--- Brief ---
Report each line of the data that includes the word "text".

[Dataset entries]
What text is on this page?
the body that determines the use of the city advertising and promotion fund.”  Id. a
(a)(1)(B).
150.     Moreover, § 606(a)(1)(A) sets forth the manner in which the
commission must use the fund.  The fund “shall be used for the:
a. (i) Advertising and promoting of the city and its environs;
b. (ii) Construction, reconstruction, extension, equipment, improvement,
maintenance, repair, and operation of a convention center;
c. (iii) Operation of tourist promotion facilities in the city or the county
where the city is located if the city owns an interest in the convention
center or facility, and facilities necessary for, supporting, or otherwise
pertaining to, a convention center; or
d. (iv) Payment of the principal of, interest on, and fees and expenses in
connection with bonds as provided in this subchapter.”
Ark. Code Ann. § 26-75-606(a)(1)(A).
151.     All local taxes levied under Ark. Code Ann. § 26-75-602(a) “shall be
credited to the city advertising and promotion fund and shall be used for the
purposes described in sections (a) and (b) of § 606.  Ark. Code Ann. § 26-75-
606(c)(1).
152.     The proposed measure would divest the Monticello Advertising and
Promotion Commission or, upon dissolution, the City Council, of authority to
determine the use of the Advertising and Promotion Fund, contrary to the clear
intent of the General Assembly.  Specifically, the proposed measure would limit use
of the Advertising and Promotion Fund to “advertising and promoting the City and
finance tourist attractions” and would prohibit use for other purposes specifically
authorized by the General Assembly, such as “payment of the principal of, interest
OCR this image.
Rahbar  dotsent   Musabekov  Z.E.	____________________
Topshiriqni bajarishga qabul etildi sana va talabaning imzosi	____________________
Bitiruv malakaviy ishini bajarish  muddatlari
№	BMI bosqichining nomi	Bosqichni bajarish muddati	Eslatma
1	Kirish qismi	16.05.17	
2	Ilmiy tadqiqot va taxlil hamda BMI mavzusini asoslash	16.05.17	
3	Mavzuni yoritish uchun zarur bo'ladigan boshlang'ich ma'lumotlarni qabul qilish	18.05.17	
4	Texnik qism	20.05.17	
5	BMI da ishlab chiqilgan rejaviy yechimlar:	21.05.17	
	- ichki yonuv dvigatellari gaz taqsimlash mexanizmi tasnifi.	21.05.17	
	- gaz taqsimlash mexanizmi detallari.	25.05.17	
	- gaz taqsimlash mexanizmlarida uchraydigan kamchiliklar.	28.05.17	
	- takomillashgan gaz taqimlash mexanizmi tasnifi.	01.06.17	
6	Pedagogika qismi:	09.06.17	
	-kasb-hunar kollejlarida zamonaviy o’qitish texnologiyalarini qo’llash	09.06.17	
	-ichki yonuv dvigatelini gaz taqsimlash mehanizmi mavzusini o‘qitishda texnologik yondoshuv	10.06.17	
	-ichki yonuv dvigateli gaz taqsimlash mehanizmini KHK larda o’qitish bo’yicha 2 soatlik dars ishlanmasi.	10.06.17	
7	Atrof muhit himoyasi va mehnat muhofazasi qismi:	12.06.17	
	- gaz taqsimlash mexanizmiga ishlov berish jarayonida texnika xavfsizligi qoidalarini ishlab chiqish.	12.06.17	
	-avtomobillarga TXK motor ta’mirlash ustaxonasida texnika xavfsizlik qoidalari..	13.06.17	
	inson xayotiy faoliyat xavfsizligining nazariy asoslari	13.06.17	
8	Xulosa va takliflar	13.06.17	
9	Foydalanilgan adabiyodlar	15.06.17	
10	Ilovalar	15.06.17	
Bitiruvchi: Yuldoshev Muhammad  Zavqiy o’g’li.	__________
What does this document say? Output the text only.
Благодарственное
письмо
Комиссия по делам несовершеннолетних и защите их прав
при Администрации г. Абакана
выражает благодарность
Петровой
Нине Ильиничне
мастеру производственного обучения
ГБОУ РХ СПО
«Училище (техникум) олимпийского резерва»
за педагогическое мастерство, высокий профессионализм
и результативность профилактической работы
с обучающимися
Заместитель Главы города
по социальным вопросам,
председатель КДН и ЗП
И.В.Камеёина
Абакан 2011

--- Task output ---
What text is on this page?
What does this document say? Output the text only.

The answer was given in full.